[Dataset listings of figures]
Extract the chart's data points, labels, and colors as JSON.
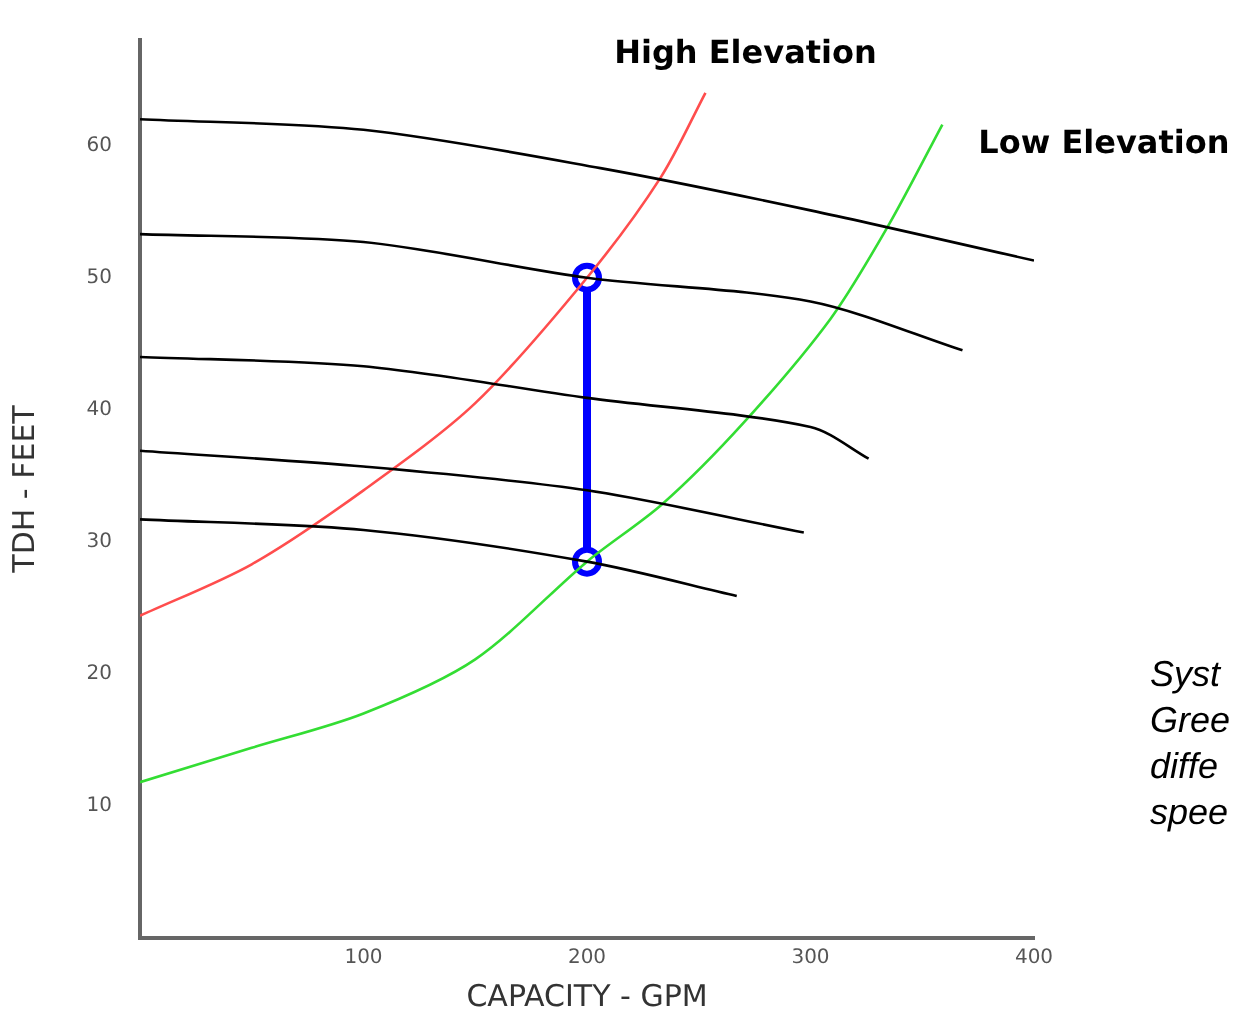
{
  "chart_data": {
    "type": "line",
    "xlabel": "CAPACITY - GPM",
    "ylabel": "TDH - FEET",
    "xlim": [
      0,
      400
    ],
    "xticks": [
      100,
      200,
      300,
      400
    ],
    "ylim": [
      0,
      68
    ],
    "yticks": [
      10,
      20,
      30,
      40,
      50,
      60
    ],
    "grid": false,
    "legend": false,
    "marker": "none",
    "series": [
      {
        "color": "#000000",
        "x": [
          0,
          100,
          206,
          300,
          400
        ],
        "values": [
          62,
          61.2,
          58.3,
          55.1,
          51.3
        ]
      },
      {
        "color": "#000000",
        "x": [
          0,
          100,
          200,
          300,
          368
        ],
        "values": [
          53.3,
          52.7,
          50,
          48.2,
          44.5
        ]
      },
      {
        "color": "#000000",
        "x": [
          0,
          100,
          200,
          300,
          326
        ],
        "values": [
          44,
          43.3,
          40.9,
          38.7,
          36.3
        ]
      },
      {
        "color": "#000000",
        "x": [
          0,
          100,
          200,
          297
        ],
        "values": [
          36.9,
          35.7,
          33.9,
          30.7
        ]
      },
      {
        "color": "#000000",
        "x": [
          0,
          100,
          200,
          267
        ],
        "values": [
          31.7,
          30.9,
          28.5,
          25.9
        ]
      },
      {
        "name": "High Elevation",
        "color": "#ff4d4d",
        "x": [
          0,
          50,
          100,
          150,
          200,
          233,
          253
        ],
        "values": [
          24.4,
          28.3,
          33.9,
          40.5,
          50,
          57.6,
          64
        ]
      },
      {
        "name": "Low Elevation",
        "color": "#33dd33",
        "x": [
          0,
          50,
          100,
          150,
          200,
          234,
          270,
          309,
          335,
          359
        ],
        "values": [
          11.8,
          14.4,
          17,
          21.1,
          28.5,
          32.9,
          39,
          46.9,
          54,
          61.6
        ]
      },
      {
        "color": "#0000ff",
        "x": [
          200,
          200
        ],
        "values": [
          28.5,
          50
        ],
        "marker": "circle"
      }
    ],
    "annotations": [
      "Syst",
      "Gree",
      "diffe",
      "spee"
    ]
  }
}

Task >> Set each line of the records down exactly, leaving every picture out.

Completed task >>
Extract the chart's data points, labels, and colors as JSON.
{
  "chart_data": {
    "type": "line",
    "xlabel": "CAPACITY - GPM",
    "ylabel": "TDH - FEET",
    "xlim": [
      0,
      400
    ],
    "xticks": [
      100,
      200,
      300,
      400
    ],
    "ylim": [
      0,
      68
    ],
    "yticks": [
      10,
      20,
      30,
      40,
      50,
      60
    ],
    "grid": false,
    "legend": false,
    "marker": "none",
    "series": [
      {
        "color": "#000000",
        "x": [
          0,
          100,
          206,
          300,
          400
        ],
        "values": [
          62,
          61.2,
          58.3,
          55.1,
          51.3
        ]
      },
      {
        "color": "#000000",
        "x": [
          0,
          100,
          200,
          300,
          368
        ],
        "values": [
          53.3,
          52.7,
          50,
          48.2,
          44.5
        ]
      },
      {
        "color": "#000000",
        "x": [
          0,
          100,
          200,
          300,
          326
        ],
        "values": [
          44,
          43.3,
          40.9,
          38.7,
          36.3
        ]
      },
      {
        "color": "#000000",
        "x": [
          0,
          100,
          200,
          297
        ],
        "values": [
          36.9,
          35.7,
          33.9,
          30.7
        ]
      },
      {
        "color": "#000000",
        "x": [
          0,
          100,
          200,
          267
        ],
        "values": [
          31.7,
          30.9,
          28.5,
          25.9
        ]
      },
      {
        "name": "High Elevation",
        "color": "#ff4d4d",
        "x": [
          0,
          50,
          100,
          150,
          200,
          233,
          253
        ],
        "values": [
          24.4,
          28.3,
          33.9,
          40.5,
          50,
          57.6,
          64
        ]
      },
      {
        "name": "Low Elevation",
        "color": "#33dd33",
        "x": [
          0,
          50,
          100,
          150,
          200,
          234,
          270,
          309,
          335,
          359
        ],
        "values": [
          11.8,
          14.4,
          17,
          21.1,
          28.5,
          32.9,
          39,
          46.9,
          54,
          61.6
        ]
      },
      {
        "color": "#0000ff",
        "x": [
          200,
          200
        ],
        "values": [
          28.5,
          50
        ],
        "marker": "circle"
      }
    ],
    "annotations": [
      "Syst",
      "Gree",
      "diffe",
      "spee"
    ]
  }
}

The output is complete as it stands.